Count lines holding the string "garden" in the data that follows. Reply with one number only.

RECORDS FOR THE EXERCISE:
■ ■ ■ ■
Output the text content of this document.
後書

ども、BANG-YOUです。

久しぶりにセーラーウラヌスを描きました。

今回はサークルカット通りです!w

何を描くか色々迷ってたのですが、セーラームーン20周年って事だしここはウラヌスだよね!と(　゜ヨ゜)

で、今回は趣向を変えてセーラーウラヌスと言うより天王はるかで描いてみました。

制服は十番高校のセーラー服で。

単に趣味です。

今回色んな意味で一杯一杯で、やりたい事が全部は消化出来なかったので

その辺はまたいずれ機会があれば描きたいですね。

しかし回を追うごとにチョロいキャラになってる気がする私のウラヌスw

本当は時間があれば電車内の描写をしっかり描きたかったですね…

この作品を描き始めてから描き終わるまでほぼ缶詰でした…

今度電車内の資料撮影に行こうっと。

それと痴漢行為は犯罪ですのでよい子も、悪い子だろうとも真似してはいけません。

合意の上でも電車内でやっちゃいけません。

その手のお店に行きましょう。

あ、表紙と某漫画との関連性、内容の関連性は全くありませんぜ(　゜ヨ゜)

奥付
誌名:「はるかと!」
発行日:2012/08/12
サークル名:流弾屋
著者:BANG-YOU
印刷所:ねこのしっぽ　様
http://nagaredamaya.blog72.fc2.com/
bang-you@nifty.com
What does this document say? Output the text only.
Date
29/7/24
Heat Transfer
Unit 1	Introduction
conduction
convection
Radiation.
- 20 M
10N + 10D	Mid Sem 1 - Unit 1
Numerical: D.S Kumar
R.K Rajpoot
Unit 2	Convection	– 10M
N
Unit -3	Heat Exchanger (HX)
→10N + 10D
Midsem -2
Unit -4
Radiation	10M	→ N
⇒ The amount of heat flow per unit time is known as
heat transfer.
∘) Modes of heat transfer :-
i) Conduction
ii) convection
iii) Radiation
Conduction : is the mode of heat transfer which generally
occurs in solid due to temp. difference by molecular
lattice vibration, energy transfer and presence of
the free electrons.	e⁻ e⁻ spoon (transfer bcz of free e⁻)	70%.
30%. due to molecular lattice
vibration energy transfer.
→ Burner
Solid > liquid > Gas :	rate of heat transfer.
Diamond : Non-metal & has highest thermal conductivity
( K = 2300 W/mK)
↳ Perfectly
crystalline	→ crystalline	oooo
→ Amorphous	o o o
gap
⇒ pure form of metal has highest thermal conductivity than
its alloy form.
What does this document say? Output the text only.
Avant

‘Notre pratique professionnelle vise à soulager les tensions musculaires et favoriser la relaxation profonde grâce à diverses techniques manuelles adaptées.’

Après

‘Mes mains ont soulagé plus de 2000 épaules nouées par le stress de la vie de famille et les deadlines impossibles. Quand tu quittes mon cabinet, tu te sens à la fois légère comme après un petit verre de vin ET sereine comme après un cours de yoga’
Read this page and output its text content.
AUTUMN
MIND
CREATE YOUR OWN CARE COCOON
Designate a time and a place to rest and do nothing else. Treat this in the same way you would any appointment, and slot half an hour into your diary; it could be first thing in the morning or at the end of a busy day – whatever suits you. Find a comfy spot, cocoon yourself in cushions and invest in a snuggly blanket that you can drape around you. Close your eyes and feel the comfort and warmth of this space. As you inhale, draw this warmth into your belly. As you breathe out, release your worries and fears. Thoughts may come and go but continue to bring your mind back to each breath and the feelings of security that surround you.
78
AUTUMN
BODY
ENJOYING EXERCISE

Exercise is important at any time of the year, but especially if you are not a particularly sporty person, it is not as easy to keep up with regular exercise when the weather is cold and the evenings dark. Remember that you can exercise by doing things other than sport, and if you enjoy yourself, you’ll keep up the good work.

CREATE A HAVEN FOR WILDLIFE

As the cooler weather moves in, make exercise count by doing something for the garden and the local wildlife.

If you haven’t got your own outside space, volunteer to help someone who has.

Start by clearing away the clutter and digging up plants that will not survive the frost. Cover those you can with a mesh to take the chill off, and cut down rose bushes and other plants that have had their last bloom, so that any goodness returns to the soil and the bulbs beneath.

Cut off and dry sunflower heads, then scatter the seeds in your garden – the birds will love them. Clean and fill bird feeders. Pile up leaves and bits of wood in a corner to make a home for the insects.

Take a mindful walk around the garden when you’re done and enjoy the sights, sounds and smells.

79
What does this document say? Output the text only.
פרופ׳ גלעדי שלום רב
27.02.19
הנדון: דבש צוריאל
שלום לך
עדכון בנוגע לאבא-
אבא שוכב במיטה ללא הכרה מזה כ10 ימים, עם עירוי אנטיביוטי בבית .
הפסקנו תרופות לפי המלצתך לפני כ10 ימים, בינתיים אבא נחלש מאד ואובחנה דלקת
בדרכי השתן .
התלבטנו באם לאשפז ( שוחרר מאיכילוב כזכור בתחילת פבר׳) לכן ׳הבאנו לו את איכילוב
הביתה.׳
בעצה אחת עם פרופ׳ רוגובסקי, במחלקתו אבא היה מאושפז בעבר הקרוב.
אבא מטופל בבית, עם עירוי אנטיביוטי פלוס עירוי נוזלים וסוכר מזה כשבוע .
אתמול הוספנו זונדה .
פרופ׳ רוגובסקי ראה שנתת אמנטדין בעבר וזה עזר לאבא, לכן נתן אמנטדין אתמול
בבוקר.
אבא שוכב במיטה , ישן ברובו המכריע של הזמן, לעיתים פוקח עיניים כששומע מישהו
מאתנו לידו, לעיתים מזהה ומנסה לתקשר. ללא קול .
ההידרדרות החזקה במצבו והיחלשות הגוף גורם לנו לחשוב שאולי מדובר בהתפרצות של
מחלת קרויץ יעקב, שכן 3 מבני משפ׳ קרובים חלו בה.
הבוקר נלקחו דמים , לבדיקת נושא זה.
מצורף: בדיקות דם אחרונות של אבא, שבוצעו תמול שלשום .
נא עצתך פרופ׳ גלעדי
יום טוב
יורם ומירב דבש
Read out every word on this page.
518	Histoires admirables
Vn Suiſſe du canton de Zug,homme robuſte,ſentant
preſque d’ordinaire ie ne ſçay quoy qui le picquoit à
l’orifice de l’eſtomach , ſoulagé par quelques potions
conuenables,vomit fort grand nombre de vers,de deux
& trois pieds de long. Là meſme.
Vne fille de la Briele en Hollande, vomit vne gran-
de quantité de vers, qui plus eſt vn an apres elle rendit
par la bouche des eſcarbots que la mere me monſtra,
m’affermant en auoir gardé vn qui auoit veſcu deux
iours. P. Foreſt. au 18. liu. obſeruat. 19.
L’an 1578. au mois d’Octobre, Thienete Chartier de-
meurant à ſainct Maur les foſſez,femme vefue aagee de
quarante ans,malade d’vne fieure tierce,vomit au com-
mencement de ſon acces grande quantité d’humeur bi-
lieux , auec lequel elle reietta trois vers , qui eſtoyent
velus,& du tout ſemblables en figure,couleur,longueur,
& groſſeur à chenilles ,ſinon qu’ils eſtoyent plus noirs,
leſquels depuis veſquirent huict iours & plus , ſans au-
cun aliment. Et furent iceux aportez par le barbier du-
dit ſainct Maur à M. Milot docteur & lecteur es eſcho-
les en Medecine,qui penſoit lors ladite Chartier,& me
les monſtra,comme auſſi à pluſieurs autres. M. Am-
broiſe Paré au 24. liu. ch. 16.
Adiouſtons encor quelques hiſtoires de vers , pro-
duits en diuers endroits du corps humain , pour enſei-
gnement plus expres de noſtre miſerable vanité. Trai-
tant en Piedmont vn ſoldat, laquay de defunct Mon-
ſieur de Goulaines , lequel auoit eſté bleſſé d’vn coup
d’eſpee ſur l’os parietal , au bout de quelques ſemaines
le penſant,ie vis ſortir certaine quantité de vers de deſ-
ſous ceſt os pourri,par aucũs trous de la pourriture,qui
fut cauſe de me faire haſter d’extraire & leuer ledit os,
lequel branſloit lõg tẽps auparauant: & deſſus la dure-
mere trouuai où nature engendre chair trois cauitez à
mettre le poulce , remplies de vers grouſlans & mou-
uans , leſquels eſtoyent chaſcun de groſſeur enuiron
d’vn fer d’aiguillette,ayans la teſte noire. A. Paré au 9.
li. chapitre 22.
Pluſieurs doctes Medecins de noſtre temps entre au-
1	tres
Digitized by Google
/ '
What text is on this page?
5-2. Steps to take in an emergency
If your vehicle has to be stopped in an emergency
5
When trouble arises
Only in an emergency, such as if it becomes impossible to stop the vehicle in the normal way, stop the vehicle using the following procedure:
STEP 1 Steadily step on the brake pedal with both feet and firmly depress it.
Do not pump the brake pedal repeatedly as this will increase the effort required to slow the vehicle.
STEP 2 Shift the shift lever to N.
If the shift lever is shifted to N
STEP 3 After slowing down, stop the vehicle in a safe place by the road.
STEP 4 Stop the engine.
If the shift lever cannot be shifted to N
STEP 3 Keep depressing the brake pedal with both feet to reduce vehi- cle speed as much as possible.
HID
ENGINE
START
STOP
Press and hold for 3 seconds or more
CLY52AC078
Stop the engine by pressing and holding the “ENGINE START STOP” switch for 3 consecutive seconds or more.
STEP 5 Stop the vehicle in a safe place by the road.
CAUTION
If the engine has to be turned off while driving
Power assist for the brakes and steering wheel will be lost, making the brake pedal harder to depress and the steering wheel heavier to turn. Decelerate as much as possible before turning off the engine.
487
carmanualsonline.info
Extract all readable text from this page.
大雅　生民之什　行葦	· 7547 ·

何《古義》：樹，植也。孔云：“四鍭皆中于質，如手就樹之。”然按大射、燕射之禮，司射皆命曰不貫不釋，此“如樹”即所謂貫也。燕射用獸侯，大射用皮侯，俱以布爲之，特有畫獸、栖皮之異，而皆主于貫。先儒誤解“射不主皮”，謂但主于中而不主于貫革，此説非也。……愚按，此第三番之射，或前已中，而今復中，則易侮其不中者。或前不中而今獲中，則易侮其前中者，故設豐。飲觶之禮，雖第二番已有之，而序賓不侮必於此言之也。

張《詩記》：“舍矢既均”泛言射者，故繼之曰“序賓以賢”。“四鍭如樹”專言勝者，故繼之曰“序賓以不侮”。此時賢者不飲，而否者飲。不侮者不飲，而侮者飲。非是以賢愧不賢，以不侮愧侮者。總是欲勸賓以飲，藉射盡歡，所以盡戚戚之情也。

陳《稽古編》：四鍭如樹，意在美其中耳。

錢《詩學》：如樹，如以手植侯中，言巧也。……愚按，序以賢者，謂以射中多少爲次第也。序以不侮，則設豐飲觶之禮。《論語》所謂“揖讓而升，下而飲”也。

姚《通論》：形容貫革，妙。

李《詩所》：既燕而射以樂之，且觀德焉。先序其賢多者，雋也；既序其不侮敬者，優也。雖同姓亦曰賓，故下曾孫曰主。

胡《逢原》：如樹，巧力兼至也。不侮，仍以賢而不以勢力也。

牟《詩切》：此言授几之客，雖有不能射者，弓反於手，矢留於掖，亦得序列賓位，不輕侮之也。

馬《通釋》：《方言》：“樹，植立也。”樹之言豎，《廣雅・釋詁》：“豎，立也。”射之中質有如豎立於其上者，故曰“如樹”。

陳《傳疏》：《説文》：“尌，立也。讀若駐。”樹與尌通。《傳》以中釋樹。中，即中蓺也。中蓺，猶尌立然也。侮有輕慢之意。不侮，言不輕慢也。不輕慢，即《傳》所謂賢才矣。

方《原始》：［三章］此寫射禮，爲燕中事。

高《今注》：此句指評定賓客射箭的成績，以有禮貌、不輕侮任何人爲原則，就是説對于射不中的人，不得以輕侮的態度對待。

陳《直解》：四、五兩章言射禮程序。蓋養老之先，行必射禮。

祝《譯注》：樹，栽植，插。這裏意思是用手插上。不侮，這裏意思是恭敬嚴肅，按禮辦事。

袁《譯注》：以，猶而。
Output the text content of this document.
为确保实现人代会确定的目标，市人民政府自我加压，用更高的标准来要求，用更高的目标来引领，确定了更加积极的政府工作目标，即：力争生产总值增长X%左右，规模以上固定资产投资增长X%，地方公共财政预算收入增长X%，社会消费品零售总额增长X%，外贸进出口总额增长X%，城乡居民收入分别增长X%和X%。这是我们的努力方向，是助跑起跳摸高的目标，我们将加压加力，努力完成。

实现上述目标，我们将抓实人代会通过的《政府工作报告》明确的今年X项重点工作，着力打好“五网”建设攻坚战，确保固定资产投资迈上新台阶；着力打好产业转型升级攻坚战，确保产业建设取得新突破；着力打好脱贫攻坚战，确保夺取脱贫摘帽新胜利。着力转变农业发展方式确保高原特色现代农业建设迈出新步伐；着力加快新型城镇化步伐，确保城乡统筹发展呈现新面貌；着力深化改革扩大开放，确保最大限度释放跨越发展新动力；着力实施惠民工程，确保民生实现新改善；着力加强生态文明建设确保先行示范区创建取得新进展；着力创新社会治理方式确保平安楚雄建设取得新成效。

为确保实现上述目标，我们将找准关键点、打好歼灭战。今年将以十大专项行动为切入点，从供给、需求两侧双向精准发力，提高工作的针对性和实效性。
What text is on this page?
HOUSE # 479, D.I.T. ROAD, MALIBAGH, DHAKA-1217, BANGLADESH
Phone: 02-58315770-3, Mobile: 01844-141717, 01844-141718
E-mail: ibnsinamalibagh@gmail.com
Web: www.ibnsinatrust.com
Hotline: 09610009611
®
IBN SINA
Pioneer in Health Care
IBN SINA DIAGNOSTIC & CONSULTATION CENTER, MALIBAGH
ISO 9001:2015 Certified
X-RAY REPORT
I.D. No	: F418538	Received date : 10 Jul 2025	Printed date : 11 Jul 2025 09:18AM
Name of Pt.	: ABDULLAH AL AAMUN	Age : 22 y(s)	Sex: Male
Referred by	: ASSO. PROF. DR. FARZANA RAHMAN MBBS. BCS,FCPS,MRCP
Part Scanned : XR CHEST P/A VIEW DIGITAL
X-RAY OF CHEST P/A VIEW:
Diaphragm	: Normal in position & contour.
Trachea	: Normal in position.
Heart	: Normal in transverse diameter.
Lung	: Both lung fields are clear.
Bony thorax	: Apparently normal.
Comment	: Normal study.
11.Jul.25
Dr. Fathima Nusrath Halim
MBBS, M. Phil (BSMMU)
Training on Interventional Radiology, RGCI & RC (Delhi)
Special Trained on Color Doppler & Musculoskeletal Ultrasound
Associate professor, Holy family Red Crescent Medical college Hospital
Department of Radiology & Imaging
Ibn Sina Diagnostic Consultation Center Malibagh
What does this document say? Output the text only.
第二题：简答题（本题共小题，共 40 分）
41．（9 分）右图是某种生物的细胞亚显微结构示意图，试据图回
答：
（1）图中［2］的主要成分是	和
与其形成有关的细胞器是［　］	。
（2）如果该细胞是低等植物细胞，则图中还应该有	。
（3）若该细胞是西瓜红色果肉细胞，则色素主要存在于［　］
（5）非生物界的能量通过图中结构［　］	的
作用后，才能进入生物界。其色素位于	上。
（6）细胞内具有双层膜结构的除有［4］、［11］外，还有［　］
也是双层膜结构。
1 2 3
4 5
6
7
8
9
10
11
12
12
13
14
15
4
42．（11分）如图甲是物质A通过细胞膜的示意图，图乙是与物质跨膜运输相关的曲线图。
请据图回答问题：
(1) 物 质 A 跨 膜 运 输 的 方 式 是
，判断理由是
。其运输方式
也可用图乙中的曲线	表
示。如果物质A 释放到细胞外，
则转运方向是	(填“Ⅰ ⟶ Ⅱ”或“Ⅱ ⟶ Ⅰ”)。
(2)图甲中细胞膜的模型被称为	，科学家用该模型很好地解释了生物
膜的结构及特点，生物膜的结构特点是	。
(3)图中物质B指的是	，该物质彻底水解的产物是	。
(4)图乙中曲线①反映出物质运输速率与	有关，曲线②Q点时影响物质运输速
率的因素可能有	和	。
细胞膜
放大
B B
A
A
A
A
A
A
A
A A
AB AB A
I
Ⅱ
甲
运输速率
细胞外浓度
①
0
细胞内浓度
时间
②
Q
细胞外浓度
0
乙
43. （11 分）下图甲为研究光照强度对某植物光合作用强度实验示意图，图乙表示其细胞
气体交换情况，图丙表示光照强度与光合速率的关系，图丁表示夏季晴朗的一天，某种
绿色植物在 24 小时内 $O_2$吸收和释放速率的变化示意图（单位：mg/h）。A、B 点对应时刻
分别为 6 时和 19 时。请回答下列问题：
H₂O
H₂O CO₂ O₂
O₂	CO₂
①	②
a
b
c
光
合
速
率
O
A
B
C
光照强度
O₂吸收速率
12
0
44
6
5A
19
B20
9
■ ■ ■ ■
ANSWER TO THE EXERCISE:
3